__Task prompt__
Retype the records that come next, word for word.
++++
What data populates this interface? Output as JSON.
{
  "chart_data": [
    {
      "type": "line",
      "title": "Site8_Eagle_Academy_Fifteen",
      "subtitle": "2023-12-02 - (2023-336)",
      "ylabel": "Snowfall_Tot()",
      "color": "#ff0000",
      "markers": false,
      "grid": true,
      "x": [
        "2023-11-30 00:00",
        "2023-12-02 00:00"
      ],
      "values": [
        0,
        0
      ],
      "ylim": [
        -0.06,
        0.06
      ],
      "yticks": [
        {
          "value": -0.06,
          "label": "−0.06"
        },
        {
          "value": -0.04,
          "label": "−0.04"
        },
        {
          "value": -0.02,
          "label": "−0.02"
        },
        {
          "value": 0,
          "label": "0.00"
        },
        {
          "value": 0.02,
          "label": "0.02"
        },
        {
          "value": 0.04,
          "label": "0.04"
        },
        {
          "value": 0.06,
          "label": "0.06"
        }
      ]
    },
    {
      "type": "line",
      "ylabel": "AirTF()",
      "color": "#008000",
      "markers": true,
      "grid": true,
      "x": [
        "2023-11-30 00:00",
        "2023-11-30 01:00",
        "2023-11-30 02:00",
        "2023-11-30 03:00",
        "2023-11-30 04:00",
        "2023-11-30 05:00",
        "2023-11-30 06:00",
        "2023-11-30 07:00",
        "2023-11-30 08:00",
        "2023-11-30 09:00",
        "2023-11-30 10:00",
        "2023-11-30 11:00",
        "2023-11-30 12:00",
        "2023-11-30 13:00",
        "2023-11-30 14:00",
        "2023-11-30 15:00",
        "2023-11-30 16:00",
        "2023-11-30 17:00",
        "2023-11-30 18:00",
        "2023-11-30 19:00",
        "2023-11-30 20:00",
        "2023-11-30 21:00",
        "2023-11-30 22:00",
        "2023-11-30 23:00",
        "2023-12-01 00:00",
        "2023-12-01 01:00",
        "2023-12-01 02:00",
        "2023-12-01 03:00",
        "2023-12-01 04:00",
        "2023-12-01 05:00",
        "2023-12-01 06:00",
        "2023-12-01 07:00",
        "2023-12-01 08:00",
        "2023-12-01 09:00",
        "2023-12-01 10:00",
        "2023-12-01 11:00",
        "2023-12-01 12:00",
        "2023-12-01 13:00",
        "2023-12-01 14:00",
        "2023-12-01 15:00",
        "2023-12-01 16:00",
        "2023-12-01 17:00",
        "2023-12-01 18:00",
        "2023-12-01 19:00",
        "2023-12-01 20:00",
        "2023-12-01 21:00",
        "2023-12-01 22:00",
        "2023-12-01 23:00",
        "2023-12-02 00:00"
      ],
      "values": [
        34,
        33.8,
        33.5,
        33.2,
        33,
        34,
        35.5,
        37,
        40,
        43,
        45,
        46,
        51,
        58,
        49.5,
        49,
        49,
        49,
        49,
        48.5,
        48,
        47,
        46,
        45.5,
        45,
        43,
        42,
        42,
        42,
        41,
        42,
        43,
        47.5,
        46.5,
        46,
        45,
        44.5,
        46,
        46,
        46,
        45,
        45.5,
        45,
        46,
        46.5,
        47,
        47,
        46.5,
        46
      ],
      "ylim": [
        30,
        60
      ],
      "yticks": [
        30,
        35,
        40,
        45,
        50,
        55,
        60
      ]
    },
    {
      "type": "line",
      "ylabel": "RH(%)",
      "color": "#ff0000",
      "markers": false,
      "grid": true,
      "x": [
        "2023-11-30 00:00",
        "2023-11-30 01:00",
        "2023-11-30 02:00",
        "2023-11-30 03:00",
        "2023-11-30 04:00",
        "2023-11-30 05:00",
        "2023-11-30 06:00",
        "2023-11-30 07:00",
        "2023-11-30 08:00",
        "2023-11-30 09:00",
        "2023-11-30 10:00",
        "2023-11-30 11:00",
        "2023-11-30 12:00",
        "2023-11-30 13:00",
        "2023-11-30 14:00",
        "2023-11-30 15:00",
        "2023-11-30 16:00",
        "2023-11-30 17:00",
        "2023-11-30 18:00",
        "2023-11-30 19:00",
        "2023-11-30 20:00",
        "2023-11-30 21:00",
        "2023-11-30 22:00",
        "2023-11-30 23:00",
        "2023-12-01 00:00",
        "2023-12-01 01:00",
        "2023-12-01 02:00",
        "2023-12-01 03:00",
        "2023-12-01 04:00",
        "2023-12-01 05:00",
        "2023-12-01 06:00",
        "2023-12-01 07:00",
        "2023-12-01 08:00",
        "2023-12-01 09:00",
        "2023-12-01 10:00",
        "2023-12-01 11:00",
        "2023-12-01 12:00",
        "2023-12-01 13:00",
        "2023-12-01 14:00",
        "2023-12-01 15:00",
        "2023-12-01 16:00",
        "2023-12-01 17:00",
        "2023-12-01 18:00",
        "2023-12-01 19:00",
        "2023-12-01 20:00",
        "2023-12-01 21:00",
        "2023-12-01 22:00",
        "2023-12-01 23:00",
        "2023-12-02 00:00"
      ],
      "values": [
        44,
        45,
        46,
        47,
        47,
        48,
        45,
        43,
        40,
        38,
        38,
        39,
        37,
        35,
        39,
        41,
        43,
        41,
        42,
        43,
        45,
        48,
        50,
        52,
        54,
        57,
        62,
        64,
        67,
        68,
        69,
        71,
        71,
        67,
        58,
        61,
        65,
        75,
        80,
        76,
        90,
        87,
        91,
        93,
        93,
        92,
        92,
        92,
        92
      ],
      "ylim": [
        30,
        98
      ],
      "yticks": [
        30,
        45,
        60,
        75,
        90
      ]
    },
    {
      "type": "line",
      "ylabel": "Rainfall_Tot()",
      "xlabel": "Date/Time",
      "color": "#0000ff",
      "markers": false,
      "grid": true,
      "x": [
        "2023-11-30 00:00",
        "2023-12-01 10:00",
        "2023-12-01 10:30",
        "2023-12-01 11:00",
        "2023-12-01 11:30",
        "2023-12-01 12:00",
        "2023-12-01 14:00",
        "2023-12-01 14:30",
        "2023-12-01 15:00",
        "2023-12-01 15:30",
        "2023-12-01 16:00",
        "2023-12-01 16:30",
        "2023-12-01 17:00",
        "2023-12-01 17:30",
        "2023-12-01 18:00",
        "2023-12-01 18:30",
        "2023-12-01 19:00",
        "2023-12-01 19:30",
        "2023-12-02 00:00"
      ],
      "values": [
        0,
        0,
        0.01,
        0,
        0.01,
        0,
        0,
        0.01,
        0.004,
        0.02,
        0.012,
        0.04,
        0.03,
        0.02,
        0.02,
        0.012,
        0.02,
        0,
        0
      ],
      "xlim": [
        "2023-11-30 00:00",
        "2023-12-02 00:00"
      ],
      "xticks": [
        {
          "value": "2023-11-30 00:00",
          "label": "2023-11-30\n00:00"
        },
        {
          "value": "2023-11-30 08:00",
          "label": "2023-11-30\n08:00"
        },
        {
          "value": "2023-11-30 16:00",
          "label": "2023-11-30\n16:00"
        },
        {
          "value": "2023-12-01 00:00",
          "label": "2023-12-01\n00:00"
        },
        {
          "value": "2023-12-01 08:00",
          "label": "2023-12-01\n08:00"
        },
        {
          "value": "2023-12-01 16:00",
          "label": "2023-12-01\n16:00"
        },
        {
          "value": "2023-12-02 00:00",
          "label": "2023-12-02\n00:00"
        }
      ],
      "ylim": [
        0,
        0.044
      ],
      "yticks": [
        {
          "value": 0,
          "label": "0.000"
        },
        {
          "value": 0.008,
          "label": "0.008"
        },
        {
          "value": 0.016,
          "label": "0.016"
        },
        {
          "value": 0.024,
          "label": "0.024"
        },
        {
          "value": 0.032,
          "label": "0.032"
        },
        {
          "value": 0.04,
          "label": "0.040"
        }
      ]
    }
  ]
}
++++
__Written answer__
What data populates this interface? Output as JSON.
{
  "chart_data": [
    {
      "type": "line",
      "title": "Site8_Eagle_Academy_Fifteen",
      "subtitle": "2023-12-02 - (2023-336)",
      "ylabel": "Snowfall_Tot()",
      "color": "#ff0000",
      "markers": false,
      "grid": true,
      "x": [
        "2023-11-30 00:00",
        "2023-12-02 00:00"
      ],
      "values": [
        0,
        0
      ],
      "ylim": [
        -0.06,
        0.06
      ],
      "yticks": [
        {
          "value": -0.06,
          "label": "−0.06"
        },
        {
          "value": -0.04,
          "label": "−0.04"
        },
        {
          "value": -0.02,
          "label": "−0.02"
        },
        {
          "value": 0,
          "label": "0.00"
        },
        {
          "value": 0.02,
          "label": "0.02"
        },
        {
          "value": 0.04,
          "label": "0.04"
        },
        {
          "value": 0.06,
          "label": "0.06"
        }
      ]
    },
    {
      "type": "line",
      "ylabel": "AirTF()",
      "color": "#008000",
      "markers": true,
      "grid": true,
      "x": [
        "2023-11-30 00:00",
        "2023-11-30 01:00",
        "2023-11-30 02:00",
        "2023-11-30 03:00",
        "2023-11-30 04:00",
        "2023-11-30 05:00",
        "2023-11-30 06:00",
        "2023-11-30 07:00",
        "2023-11-30 08:00",
        "2023-11-30 09:00",
        "2023-11-30 10:00",
        "2023-11-30 11:00",
        "2023-11-30 12:00",
        "2023-11-30 13:00",
        "2023-11-30 14:00",
        "2023-11-30 15:00",
        "2023-11-30 16:00",
        "2023-11-30 17:00",
        "2023-11-30 18:00",
        "2023-11-30 19:00",
        "2023-11-30 20:00",
        "2023-11-30 21:00",
        "2023-11-30 22:00",
        "2023-11-30 23:00",
        "2023-12-01 00:00",
        "2023-12-01 01:00",
        "2023-12-01 02:00",
        "2023-12-01 03:00",
        "2023-12-01 04:00",
        "2023-12-01 05:00",
        "2023-12-01 06:00",
        "2023-12-01 07:00",
        "2023-12-01 08:00",
        "2023-12-01 09:00",
        "2023-12-01 10:00",
        "2023-12-01 11:00",
        "2023-12-01 12:00",
        "2023-12-01 13:00",
        "2023-12-01 14:00",
        "2023-12-01 15:00",
        "2023-12-01 16:00",
        "2023-12-01 17:00",
        "2023-12-01 18:00",
        "2023-12-01 19:00",
        "2023-12-01 20:00",
        "2023-12-01 21:00",
        "2023-12-01 22:00",
        "2023-12-01 23:00",
        "2023-12-02 00:00"
      ],
      "values": [
        34,
        33.8,
        33.5,
        33.2,
        33,
        34,
        35.5,
        37,
        40,
        43,
        45,
        46,
        51,
        58,
        49.5,
        49,
        49,
        49,
        49,
        48.5,
        48,
        47,
        46,
        45.5,
        45,
        43,
        42,
        42,
        42,
        41,
        42,
        43,
        47.5,
        46.5,
        46,
        45,
        44.5,
        46,
        46,
        46,
        45,
        45.5,
        45,
        46,
        46.5,
        47,
        47,
        46.5,
        46
      ],
      "ylim": [
        30,
        60
      ],
      "yticks": [
        30,
        35,
        40,
        45,
        50,
        55,
        60
      ]
    },
    {
      "type": "line",
      "ylabel": "RH(%)",
      "color": "#ff0000",
      "markers": false,
      "grid": true,
      "x": [
        "2023-11-30 00:00",
        "2023-11-30 01:00",
        "2023-11-30 02:00",
        "2023-11-30 03:00",
        "2023-11-30 04:00",
        "2023-11-30 05:00",
        "2023-11-30 06:00",
        "2023-11-30 07:00",
        "2023-11-30 08:00",
        "2023-11-30 09:00",
        "2023-11-30 10:00",
        "2023-11-30 11:00",
        "2023-11-30 12:00",
        "2023-11-30 13:00",
        "2023-11-30 14:00",
        "2023-11-30 15:00",
        "2023-11-30 16:00",
        "2023-11-30 17:00",
        "2023-11-30 18:00",
        "2023-11-30 19:00",
        "2023-11-30 20:00",
        "2023-11-30 21:00",
        "2023-11-30 22:00",
        "2023-11-30 23:00",
        "2023-12-01 00:00",
        "2023-12-01 01:00",
        "2023-12-01 02:00",
        "2023-12-01 03:00",
        "2023-12-01 04:00",
        "2023-12-01 05:00",
        "2023-12-01 06:00",
        "2023-12-01 07:00",
        "2023-12-01 08:00",
        "2023-12-01 09:00",
        "2023-12-01 10:00",
        "2023-12-01 11:00",
        "2023-12-01 12:00",
        "2023-12-01 13:00",
        "2023-12-01 14:00",
        "2023-12-01 15:00",
        "2023-12-01 16:00",
        "2023-12-01 17:00",
        "2023-12-01 18:00",
        "2023-12-01 19:00",
        "2023-12-01 20:00",
        "2023-12-01 21:00",
        "2023-12-01 22:00",
        "2023-12-01 23:00",
        "2023-12-02 00:00"
      ],
      "values": [
        44,
        45,
        46,
        47,
        47,
        48,
        45,
        43,
        40,
        38,
        38,
        39,
        37,
        35,
        39,
        41,
        43,
        41,
        42,
        43,
        45,
        48,
        50,
        52,
        54,
        57,
        62,
        64,
        67,
        68,
        69,
        71,
        71,
        67,
        58,
        61,
        65,
        75,
        80,
        76,
        90,
        87,
        91,
        93,
        93,
        92,
        92,
        92,
        92
      ],
      "ylim": [
        30,
        98
      ],
      "yticks": [
        30,
        45,
        60,
        75,
        90
      ]
    },
    {
      "type": "line",
      "ylabel": "Rainfall_Tot()",
      "xlabel": "Date/Time",
      "color": "#0000ff",
      "markers": false,
      "grid": true,
      "x": [
        "2023-11-30 00:00",
        "2023-12-01 10:00",
        "2023-12-01 10:30",
        "2023-12-01 11:00",
        "2023-12-01 11:30",
        "2023-12-01 12:00",
        "2023-12-01 14:00",
        "2023-12-01 14:30",
        "2023-12-01 15:00",
        "2023-12-01 15:30",
        "2023-12-01 16:00",
        "2023-12-01 16:30",
        "2023-12-01 17:00",
        "2023-12-01 17:30",
        "2023-12-01 18:00",
        "2023-12-01 18:30",
        "2023-12-01 19:00",
        "2023-12-01 19:30",
        "2023-12-02 00:00"
      ],
      "values": [
        0,
        0,
        0.01,
        0,
        0.01,
        0,
        0,
        0.01,
        0.004,
        0.02,
        0.012,
        0.04,
        0.03,
        0.02,
        0.02,
        0.012,
        0.02,
        0,
        0
      ],
      "xlim": [
        "2023-11-30 00:00",
        "2023-12-02 00:00"
      ],
      "xticks": [
        {
          "value": "2023-11-30 00:00",
          "label": "2023-11-30\n00:00"
        },
        {
          "value": "2023-11-30 08:00",
          "label": "2023-11-30\n08:00"
        },
        {
          "value": "2023-11-30 16:00",
          "label": "2023-11-30\n16:00"
        },
        {
          "value": "2023-12-01 00:00",
          "label": "2023-12-01\n00:00"
        },
        {
          "value": "2023-12-01 08:00",
          "label": "2023-12-01\n08:00"
        },
        {
          "value": "2023-12-01 16:00",
          "label": "2023-12-01\n16:00"
        },
        {
          "value": "2023-12-02 00:00",
          "label": "2023-12-02\n00:00"
        }
      ],
      "ylim": [
        0,
        0.044
      ],
      "yticks": [
        {
          "value": 0,
          "label": "0.000"
        },
        {
          "value": 0.008,
          "label": "0.008"
        },
        {
          "value": 0.016,
          "label": "0.016"
        },
        {
          "value": 0.024,
          "label": "0.024"
        },
        {
          "value": 0.032,
          "label": "0.032"
        },
        {
          "value": 0.04,
          "label": "0.040"
        }
      ]
    }
  ]
}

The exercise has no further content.